Exercise description:
Examine the material below and count the lines that hold the word "this". Report only the number.

─── Records shown

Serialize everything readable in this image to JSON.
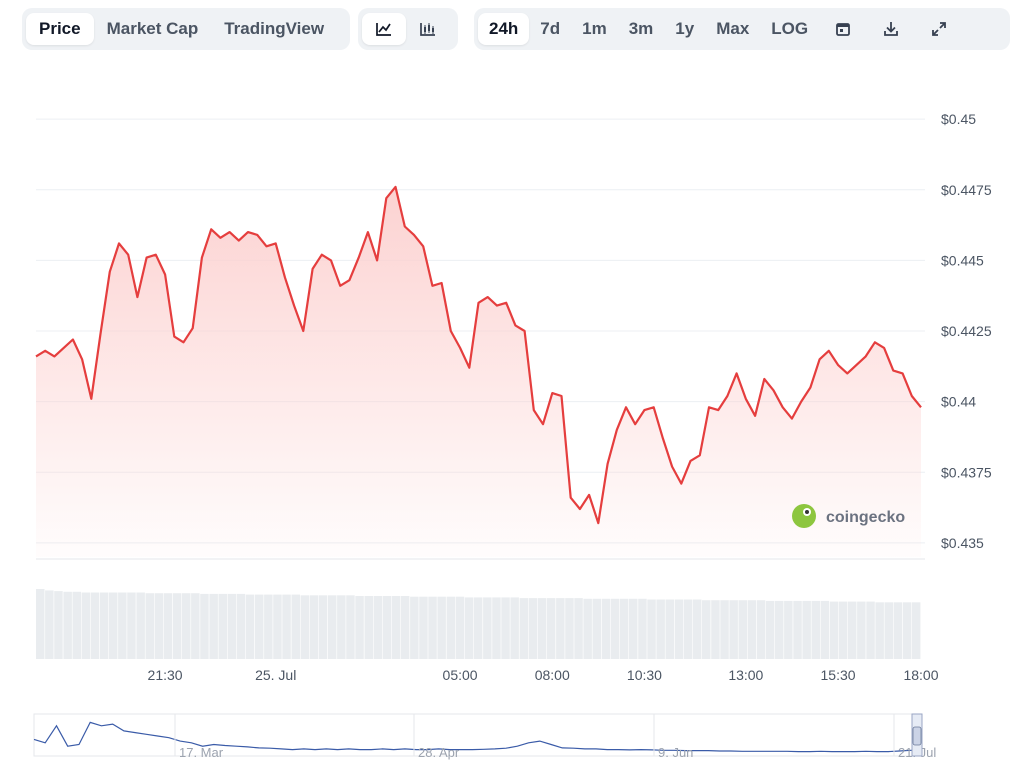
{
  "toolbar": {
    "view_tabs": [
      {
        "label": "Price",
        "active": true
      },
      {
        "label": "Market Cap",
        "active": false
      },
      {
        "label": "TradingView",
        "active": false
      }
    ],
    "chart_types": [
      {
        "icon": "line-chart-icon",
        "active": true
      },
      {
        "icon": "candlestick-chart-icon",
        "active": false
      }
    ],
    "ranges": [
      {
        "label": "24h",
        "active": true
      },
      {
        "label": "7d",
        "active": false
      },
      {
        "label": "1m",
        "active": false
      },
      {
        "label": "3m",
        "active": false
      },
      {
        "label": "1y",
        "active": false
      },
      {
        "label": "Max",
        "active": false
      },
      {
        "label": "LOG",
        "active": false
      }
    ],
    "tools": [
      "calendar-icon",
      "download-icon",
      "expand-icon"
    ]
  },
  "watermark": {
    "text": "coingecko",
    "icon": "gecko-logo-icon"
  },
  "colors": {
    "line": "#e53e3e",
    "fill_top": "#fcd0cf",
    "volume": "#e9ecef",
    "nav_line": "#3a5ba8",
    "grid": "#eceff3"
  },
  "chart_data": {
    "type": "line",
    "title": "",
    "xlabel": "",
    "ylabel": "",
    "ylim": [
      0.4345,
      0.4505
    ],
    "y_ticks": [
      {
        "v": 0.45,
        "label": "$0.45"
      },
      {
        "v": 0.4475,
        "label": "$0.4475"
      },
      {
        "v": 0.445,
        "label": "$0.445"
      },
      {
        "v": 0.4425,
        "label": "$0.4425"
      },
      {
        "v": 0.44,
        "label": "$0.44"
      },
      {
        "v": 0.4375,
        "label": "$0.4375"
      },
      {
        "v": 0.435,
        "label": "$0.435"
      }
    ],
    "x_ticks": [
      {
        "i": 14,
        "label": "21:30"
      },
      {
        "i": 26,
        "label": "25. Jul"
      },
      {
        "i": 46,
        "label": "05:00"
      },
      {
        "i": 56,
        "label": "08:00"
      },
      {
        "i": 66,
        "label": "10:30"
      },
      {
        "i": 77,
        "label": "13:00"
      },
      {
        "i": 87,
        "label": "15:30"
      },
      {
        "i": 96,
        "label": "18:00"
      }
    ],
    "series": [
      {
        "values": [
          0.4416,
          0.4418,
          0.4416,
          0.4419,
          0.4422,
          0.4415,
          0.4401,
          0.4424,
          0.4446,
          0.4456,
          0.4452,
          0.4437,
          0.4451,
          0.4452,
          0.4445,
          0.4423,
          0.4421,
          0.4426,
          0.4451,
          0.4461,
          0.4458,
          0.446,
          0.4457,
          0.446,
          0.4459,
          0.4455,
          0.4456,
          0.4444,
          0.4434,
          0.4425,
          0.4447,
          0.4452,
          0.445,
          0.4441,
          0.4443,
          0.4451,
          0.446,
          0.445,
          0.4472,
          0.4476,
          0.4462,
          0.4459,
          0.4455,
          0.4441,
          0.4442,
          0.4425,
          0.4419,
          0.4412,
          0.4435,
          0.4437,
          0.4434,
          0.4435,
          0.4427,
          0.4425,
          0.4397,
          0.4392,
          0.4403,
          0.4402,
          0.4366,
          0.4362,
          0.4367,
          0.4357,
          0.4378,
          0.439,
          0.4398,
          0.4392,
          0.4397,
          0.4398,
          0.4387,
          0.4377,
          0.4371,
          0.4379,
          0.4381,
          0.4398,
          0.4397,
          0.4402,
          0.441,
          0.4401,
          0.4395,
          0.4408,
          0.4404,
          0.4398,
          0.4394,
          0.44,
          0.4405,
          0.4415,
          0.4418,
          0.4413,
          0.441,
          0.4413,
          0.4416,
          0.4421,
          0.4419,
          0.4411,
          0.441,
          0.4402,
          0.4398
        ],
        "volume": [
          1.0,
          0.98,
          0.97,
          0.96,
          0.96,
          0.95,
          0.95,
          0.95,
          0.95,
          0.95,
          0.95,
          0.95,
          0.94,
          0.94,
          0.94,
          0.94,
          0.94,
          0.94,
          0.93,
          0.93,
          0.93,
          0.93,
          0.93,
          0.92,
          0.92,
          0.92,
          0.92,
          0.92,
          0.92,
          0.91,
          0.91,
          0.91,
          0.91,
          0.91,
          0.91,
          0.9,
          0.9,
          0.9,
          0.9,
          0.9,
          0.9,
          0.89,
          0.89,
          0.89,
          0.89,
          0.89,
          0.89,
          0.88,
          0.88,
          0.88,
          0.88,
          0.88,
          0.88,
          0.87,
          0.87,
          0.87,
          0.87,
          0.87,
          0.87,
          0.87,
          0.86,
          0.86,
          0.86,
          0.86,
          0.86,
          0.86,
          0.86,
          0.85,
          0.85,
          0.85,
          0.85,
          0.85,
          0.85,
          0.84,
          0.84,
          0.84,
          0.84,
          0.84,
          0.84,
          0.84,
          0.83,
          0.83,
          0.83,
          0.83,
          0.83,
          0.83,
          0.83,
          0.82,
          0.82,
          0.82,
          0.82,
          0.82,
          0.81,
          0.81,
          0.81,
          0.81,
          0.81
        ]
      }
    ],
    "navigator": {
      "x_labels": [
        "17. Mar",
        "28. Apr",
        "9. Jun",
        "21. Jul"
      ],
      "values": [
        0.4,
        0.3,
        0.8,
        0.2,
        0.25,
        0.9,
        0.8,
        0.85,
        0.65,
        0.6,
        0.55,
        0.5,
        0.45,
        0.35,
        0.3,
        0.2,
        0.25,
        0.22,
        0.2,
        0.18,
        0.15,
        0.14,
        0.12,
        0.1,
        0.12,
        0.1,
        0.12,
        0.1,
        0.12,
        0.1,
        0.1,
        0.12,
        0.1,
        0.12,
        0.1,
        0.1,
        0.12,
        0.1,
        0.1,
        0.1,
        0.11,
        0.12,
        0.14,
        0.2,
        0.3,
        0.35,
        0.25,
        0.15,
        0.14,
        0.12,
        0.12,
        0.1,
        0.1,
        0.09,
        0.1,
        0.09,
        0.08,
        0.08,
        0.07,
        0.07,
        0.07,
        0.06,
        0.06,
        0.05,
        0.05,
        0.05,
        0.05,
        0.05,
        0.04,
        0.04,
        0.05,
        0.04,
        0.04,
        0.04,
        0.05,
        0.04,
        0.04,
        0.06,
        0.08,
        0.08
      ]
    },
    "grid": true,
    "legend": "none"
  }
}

──────
─── Records shown

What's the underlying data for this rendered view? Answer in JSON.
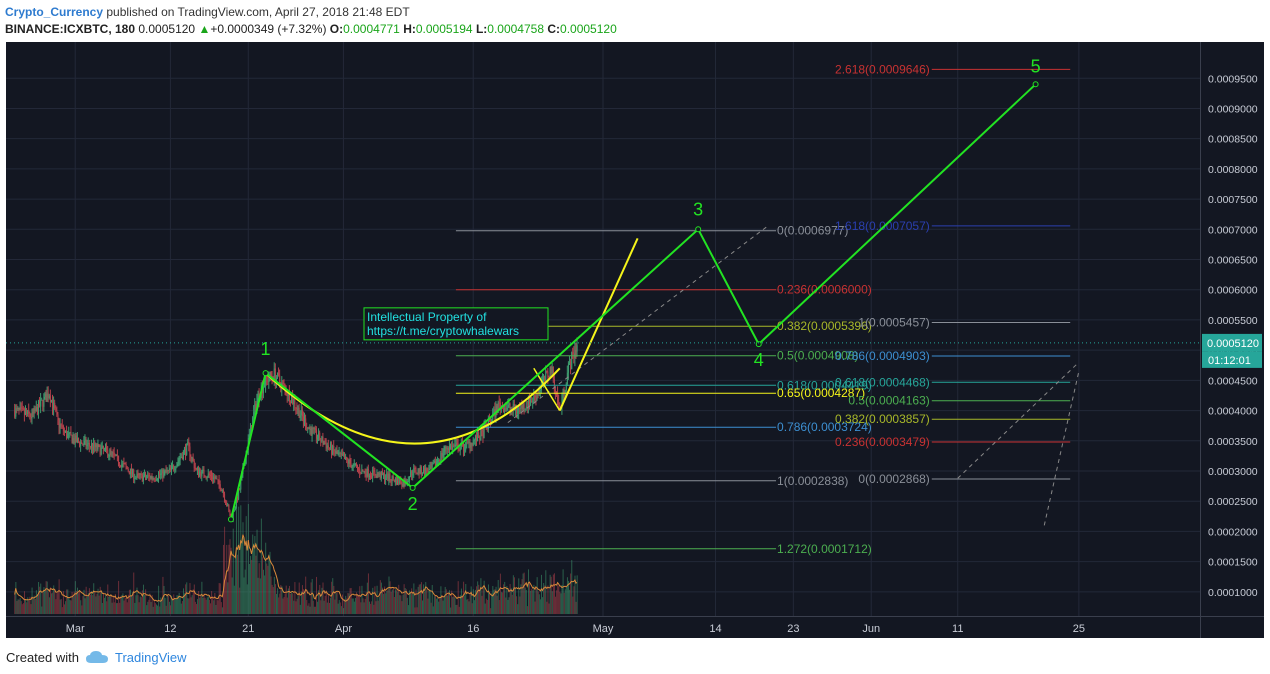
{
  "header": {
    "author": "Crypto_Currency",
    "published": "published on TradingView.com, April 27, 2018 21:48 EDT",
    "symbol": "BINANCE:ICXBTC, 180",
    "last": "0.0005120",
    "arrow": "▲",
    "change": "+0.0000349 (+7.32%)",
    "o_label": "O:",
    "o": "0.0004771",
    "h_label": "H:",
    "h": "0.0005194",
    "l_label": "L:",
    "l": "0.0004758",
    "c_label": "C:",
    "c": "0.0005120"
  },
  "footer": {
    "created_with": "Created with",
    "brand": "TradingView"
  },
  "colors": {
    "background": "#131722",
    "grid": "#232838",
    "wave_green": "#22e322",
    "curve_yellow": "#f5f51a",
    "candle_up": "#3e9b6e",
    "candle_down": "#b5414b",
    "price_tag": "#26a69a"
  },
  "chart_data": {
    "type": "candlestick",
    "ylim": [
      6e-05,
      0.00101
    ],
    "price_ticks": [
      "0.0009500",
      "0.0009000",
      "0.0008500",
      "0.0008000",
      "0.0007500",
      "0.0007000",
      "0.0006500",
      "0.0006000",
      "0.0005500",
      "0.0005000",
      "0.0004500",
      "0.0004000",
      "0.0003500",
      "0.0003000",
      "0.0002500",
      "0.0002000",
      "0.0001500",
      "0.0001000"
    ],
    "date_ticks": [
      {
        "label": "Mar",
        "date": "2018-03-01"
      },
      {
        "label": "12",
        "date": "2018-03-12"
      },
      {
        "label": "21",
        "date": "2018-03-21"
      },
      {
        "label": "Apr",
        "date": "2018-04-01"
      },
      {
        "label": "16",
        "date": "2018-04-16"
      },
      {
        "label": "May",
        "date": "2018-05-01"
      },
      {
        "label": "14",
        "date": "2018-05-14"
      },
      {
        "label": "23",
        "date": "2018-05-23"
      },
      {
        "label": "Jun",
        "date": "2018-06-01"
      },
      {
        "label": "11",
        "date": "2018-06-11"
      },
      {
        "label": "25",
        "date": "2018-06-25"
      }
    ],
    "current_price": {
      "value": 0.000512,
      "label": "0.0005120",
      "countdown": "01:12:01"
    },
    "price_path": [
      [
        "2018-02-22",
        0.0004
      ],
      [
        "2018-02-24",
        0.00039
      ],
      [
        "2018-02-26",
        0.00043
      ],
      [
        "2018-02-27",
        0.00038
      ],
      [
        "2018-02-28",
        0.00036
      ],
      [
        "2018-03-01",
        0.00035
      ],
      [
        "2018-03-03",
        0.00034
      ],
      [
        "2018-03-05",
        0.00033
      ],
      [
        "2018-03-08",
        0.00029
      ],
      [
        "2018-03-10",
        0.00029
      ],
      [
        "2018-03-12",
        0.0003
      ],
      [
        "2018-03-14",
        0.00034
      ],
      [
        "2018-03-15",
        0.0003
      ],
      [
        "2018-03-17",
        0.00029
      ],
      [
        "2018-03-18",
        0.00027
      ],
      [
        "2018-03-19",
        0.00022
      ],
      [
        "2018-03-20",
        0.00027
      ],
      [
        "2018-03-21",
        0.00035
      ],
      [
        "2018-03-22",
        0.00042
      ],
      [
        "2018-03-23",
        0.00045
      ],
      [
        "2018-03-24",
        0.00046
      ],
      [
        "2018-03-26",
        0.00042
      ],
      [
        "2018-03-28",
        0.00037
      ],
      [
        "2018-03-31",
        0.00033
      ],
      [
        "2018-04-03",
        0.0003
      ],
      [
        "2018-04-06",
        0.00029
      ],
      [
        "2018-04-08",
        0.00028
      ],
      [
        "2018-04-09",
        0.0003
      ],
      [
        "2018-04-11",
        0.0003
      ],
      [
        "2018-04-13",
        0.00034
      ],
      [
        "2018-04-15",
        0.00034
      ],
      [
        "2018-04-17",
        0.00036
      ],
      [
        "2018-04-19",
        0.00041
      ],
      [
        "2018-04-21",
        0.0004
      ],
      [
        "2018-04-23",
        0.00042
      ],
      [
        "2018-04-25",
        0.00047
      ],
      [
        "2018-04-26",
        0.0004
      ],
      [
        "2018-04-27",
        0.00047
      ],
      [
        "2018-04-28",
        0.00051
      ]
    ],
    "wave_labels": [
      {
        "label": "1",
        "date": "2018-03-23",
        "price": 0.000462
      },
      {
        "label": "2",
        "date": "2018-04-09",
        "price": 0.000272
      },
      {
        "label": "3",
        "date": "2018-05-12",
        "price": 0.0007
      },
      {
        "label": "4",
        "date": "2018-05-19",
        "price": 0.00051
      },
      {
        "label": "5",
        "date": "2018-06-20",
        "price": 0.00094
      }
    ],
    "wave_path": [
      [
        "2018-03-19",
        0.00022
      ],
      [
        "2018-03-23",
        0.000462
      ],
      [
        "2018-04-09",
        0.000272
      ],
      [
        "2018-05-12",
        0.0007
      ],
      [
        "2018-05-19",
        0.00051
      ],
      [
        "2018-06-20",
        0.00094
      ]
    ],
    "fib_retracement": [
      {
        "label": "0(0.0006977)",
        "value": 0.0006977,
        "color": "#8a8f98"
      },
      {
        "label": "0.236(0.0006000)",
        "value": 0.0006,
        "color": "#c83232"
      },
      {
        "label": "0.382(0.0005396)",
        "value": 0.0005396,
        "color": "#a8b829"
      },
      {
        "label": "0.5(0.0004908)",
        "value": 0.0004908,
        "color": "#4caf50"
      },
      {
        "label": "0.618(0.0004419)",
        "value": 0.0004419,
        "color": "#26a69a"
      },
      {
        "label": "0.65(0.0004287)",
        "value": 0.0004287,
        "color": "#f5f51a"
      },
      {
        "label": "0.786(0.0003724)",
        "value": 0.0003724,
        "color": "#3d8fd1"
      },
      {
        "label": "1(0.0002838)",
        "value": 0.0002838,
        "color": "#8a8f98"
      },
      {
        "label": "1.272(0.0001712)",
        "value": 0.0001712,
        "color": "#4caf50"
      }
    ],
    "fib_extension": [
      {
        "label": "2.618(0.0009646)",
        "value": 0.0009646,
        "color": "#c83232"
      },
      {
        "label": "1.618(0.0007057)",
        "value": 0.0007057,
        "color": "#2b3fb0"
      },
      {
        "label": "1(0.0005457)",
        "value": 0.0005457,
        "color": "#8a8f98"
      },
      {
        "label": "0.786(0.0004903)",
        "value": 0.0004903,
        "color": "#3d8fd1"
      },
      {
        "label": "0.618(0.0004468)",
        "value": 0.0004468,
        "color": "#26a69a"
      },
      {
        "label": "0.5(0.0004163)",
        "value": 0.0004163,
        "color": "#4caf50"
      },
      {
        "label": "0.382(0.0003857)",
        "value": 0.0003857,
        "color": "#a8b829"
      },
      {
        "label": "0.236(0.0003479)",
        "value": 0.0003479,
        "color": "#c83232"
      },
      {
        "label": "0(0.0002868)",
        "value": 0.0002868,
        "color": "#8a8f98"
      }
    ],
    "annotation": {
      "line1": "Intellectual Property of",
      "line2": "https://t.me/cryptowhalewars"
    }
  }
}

──────

Result of the exercise:
2